▼▼▼
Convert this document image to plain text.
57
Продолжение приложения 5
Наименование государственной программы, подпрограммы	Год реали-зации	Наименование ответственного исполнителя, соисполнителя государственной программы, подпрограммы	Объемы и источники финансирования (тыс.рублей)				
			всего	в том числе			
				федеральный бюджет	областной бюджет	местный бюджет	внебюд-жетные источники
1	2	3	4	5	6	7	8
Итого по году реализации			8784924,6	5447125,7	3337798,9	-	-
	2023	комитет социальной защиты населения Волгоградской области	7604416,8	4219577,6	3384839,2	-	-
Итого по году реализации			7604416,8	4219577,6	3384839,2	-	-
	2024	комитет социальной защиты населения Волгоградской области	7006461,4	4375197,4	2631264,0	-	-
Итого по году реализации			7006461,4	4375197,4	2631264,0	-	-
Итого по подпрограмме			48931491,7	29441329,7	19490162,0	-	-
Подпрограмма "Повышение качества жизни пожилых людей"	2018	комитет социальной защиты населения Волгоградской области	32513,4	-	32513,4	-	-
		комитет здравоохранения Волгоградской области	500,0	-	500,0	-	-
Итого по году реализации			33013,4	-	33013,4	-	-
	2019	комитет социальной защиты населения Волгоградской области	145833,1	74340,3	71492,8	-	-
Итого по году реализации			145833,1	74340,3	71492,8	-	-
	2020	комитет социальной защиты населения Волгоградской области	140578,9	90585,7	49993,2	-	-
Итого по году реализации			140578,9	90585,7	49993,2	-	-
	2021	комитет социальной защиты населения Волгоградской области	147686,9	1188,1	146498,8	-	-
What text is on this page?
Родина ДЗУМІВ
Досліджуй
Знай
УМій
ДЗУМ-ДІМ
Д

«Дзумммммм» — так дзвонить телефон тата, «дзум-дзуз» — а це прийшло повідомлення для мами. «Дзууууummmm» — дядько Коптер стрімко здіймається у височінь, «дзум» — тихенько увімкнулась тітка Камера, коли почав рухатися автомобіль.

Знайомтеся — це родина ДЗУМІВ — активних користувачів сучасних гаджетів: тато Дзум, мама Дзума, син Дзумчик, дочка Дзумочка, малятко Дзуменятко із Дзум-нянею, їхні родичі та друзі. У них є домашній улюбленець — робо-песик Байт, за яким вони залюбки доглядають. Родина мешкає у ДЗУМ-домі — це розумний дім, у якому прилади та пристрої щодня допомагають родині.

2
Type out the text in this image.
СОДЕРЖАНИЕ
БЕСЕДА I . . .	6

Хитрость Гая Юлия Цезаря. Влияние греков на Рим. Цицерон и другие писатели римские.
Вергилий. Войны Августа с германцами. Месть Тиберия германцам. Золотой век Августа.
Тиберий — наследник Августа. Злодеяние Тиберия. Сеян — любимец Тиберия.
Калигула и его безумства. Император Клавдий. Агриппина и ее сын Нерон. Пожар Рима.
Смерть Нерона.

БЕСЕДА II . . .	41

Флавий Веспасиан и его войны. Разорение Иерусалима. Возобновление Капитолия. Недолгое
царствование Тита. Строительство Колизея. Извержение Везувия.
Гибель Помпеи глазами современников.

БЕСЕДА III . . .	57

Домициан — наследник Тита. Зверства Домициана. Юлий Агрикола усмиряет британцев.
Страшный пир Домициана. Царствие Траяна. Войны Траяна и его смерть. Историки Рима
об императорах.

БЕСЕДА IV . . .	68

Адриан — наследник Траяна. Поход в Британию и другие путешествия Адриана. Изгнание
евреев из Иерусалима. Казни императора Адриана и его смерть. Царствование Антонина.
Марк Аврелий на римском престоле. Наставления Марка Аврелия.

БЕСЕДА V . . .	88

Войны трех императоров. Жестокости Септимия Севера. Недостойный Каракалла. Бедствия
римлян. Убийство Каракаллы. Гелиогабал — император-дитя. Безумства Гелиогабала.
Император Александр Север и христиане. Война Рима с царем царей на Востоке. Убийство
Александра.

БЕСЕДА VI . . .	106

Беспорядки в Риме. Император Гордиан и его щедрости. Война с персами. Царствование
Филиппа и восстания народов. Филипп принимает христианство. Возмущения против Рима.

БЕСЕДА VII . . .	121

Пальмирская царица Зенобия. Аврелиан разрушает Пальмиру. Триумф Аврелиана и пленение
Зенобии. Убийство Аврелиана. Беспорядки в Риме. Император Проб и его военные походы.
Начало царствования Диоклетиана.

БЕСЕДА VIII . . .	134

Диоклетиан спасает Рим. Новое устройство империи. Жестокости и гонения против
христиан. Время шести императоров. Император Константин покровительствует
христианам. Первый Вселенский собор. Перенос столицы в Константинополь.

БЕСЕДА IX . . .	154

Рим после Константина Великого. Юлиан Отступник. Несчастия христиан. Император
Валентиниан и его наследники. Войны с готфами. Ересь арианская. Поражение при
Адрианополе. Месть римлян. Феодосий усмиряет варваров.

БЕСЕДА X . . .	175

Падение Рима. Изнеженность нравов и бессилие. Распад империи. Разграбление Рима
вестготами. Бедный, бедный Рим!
▲▲▲
Output the full listing without altering anything.

Convert this document image to plain text.
57
Продолжение приложения 5
Наименование государственной программы, подпрограммы	Год реали-зации	Наименование ответственного исполнителя, соисполнителя государственной программы, подпрограммы	Объемы и источники финансирования (тыс.рублей)				
			всего	в том числе			
				федеральный бюджет	областной бюджет	местный бюджет	внебюд-жетные источники
1	2	3	4	5	6	7	8
Итого по году реализации			8784924,6	5447125,7	3337798,9	-	-
	2023	комитет социальной защиты населения Волгоградской области	7604416,8	4219577,6	3384839,2	-	-
Итого по году реализации			7604416,8	4219577,6	3384839,2	-	-
	2024	комитет социальной защиты населения Волгоградской области	7006461,4	4375197,4	2631264,0	-	-
Итого по году реализации			7006461,4	4375197,4	2631264,0	-	-
Итого по подпрограмме			48931491,7	29441329,7	19490162,0	-	-
Подпрограмма "Повышение качества жизни пожилых людей"	2018	комитет социальной защиты населения Волгоградской области	32513,4	-	32513,4	-	-
		комитет здравоохранения Волгоградской области	500,0	-	500,0	-	-
Итого по году реализации			33013,4	-	33013,4	-	-
	2019	комитет социальной защиты населения Волгоградской области	145833,1	74340,3	71492,8	-	-
Итого по году реализации			145833,1	74340,3	71492,8	-	-
	2020	комитет социальной защиты населения Волгоградской области	140578,9	90585,7	49993,2	-	-
Итого по году реализации			140578,9	90585,7	49993,2	-	-
	2021	комитет социальной защиты населения Волгоградской области	147686,9	1188,1	146498,8	-	-
What text is on this page?
Родина ДЗУМІВ
Досліджуй
Знай
УМій
ДЗУМ-ДІМ
Д

«Дзумммммм» — так дзвонить телефон тата, «дзум-дзуз» — а це прийшло повідомлення для мами. «Дзууууummmm» — дядько Коптер стрімко здіймається у височінь, «дзум» — тихенько увімкнулась тітка Камера, коли почав рухатися автомобіль.

Знайомтеся — це родина ДЗУМІВ — активних користувачів сучасних гаджетів: тато Дзум, мама Дзума, син Дзумчик, дочка Дзумочка, малятко Дзуменятко із Дзум-нянею, їхні родичі та друзі. У них є домашній улюбленець — робо-песик Байт, за яким вони залюбки доглядають. Родина мешкає у ДЗУМ-домі — це розумний дім, у якому прилади та пристрої щодня допомагають родині.

2
Type out the text in this image.
СОДЕРЖАНИЕ
БЕСЕДА I . . .	6

Хитрость Гая Юлия Цезаря. Влияние греков на Рим. Цицерон и другие писатели римские.
Вергилий. Войны Августа с германцами. Месть Тиберия германцам. Золотой век Августа.
Тиберий — наследник Августа. Злодеяние Тиберия. Сеян — любимец Тиберия.
Калигула и его безумства. Император Клавдий. Агриппина и ее сын Нерон. Пожар Рима.
Смерть Нерона.

БЕСЕДА II . . .	41

Флавий Веспасиан и его войны. Разорение Иерусалима. Возобновление Капитолия. Недолгое
царствование Тита. Строительство Колизея. Извержение Везувия.
Гибель Помпеи глазами современников.

БЕСЕДА III . . .	57

Домициан — наследник Тита. Зверства Домициана. Юлий Агрикола усмиряет британцев.
Страшный пир Домициана. Царствие Траяна. Войны Траяна и его смерть. Историки Рима
об императорах.

БЕСЕДА IV . . .	68

Адриан — наследник Траяна. Поход в Британию и другие путешествия Адриана. Изгнание
евреев из Иерусалима. Казни императора Адриана и его смерть. Царствование Антонина.
Марк Аврелий на римском престоле. Наставления Марка Аврелия.

БЕСЕДА V . . .	88

Войны трех императоров. Жестокости Септимия Севера. Недостойный Каракалла. Бедствия
римлян. Убийство Каракаллы. Гелиогабал — император-дитя. Безумства Гелиогабала.
Император Александр Север и христиане. Война Рима с царем царей на Востоке. Убийство
Александра.

БЕСЕДА VI . . .	106

Беспорядки в Риме. Император Гордиан и его щедрости. Война с персами. Царствование
Филиппа и восстания народов. Филипп принимает христианство. Возмущения против Рима.

БЕСЕДА VII . . .	121

Пальмирская царица Зенобия. Аврелиан разрушает Пальмиру. Триумф Аврелиана и пленение
Зенобии. Убийство Аврелиана. Беспорядки в Риме. Император Проб и его военные походы.
Начало царствования Диоклетиана.

БЕСЕДА VIII . . .	134

Диоклетиан спасает Рим. Новое устройство империи. Жестокости и гонения против
христиан. Время шести императоров. Император Константин покровительствует
христианам. Первый Вселенский собор. Перенос столицы в Константинополь.

БЕСЕДА IX . . .	154

Рим после Константина Великого. Юлиан Отступник. Несчастия христиан. Император
Валентиниан и его наследники. Войны с готфами. Ересь арианская. Поражение при
Адрианополе. Месть римлян. Феодосий усмиряет варваров.

БЕСЕДА X . . .	175

Падение Рима. Изнеженность нравов и бессилие. Распад империи. Разграбление Рима
вестготами. Бедный, бедный Рим!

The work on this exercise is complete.